DATASET RECORDS.

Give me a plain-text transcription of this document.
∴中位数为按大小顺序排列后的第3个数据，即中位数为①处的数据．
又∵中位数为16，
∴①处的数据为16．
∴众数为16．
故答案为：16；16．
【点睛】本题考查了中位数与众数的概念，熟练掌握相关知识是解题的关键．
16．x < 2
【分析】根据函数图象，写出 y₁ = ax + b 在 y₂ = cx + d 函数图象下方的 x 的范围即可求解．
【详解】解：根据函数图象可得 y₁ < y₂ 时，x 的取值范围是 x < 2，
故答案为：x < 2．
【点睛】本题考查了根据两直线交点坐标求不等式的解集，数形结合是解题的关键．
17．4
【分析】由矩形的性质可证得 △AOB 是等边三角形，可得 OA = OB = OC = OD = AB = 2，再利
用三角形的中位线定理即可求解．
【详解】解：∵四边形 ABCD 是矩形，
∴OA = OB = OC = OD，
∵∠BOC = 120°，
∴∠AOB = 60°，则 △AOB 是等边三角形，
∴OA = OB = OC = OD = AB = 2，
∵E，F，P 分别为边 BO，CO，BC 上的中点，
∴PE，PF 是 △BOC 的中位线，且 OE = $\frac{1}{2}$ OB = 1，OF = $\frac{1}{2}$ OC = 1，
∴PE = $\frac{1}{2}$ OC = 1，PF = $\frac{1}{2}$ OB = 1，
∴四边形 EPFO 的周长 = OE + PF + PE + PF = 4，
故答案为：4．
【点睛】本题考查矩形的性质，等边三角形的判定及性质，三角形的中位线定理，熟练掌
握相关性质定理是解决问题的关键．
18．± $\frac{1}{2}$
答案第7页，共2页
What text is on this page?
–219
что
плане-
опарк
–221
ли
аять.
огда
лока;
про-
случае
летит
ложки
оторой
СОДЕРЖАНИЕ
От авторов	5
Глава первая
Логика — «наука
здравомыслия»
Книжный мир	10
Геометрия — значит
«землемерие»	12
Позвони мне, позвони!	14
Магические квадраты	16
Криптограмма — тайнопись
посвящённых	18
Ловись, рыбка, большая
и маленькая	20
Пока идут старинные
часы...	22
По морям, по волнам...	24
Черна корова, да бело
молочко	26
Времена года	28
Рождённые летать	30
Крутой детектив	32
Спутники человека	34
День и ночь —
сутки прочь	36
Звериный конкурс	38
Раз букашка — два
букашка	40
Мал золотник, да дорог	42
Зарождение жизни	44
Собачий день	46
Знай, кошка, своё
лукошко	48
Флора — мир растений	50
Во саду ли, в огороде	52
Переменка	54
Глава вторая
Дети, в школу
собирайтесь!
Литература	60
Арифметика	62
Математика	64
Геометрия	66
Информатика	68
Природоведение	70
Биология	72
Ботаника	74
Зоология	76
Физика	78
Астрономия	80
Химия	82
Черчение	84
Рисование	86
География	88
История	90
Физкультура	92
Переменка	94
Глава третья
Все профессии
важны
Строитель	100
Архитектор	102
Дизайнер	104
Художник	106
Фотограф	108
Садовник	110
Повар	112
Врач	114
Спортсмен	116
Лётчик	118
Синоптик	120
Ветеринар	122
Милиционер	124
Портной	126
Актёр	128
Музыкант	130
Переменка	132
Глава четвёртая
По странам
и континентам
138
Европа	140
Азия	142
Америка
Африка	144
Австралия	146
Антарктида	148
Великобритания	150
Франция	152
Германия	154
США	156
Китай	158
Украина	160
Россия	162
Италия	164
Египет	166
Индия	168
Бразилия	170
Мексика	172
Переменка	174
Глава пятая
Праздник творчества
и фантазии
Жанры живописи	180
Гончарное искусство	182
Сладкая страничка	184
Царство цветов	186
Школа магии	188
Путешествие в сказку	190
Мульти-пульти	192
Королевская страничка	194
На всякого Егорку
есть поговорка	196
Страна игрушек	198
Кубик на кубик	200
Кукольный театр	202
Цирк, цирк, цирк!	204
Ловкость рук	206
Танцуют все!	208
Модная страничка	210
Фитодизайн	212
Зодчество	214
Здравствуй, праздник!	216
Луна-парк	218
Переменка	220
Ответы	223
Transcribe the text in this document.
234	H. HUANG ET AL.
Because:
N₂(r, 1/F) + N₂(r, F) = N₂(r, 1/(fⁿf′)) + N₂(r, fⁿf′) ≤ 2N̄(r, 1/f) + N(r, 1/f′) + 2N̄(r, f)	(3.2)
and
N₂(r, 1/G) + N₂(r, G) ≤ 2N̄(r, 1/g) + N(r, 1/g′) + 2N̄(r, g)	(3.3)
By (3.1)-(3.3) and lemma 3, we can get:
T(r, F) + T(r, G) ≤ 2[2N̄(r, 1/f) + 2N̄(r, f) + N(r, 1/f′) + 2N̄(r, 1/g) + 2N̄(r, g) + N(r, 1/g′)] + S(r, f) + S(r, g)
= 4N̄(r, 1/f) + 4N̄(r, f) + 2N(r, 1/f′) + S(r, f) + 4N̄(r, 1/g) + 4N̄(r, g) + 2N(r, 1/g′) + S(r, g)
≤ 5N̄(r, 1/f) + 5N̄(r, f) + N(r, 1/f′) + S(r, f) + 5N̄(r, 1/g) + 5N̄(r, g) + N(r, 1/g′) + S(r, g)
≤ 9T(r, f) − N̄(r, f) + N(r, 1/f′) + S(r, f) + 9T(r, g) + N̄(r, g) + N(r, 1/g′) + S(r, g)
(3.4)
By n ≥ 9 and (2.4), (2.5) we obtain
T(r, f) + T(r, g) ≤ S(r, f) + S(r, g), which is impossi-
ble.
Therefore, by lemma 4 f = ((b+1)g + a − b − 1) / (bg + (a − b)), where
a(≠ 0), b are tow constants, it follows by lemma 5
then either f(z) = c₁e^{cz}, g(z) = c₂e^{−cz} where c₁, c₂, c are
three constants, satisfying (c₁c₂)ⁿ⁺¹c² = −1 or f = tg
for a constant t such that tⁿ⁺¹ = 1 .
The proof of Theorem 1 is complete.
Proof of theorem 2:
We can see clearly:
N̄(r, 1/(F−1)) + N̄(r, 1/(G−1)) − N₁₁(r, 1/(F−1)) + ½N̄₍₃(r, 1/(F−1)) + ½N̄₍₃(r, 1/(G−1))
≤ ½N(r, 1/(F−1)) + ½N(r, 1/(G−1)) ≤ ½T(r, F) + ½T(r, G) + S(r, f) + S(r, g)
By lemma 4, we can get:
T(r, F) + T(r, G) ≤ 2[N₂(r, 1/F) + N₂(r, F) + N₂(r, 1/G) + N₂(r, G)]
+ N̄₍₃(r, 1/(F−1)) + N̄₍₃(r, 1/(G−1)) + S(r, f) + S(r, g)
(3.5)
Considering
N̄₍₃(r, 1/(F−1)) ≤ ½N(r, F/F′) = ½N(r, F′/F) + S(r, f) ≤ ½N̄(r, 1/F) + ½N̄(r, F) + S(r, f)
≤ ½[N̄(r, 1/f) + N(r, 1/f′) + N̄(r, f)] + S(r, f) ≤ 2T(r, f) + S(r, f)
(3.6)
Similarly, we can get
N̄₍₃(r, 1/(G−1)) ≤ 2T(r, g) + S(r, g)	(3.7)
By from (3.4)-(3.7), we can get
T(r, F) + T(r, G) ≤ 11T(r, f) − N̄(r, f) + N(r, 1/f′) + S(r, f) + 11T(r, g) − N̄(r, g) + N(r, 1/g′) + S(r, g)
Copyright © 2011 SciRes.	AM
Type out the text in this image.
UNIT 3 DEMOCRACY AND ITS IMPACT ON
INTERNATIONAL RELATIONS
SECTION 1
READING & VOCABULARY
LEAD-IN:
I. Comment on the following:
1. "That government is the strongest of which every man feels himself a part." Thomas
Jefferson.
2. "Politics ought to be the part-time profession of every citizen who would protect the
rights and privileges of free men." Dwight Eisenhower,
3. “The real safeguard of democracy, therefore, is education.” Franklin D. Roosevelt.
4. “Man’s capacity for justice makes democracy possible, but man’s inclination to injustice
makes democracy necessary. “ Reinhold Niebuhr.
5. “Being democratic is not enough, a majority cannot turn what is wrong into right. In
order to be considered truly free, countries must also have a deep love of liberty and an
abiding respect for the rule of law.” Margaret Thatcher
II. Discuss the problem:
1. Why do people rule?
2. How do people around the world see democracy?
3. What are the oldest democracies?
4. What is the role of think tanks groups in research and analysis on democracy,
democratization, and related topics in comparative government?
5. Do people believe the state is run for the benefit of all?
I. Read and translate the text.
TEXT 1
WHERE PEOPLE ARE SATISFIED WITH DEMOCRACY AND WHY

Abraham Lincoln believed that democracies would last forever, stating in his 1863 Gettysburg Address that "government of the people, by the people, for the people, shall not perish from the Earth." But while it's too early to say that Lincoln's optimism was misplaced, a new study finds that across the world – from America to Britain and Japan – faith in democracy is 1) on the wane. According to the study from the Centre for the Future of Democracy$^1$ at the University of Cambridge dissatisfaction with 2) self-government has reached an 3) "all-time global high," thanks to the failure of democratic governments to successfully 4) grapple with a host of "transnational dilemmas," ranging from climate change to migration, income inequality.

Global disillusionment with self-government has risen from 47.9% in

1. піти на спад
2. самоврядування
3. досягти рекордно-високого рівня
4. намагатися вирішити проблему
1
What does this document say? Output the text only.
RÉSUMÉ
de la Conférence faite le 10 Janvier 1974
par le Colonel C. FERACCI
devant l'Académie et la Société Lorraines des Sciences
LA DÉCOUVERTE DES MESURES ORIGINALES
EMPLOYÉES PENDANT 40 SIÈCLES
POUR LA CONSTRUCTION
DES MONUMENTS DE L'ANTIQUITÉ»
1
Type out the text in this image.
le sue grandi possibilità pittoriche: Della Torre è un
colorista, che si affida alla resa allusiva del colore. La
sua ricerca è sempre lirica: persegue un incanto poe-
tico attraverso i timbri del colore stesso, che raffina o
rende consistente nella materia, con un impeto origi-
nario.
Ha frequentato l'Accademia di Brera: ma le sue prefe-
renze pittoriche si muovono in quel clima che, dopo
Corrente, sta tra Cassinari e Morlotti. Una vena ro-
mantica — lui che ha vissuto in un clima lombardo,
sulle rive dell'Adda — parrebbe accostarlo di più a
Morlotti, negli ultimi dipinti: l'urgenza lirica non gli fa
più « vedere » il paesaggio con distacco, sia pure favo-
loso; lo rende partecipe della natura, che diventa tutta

JOB.
Go through the entries above and copy every line containing "constants".

WORKED ANSWER.
a(≠ 0), b are tow constants, it follows by lemma 5
three constants, satisfying (c₁c₂)ⁿ⁺¹c² = −1 or f = tg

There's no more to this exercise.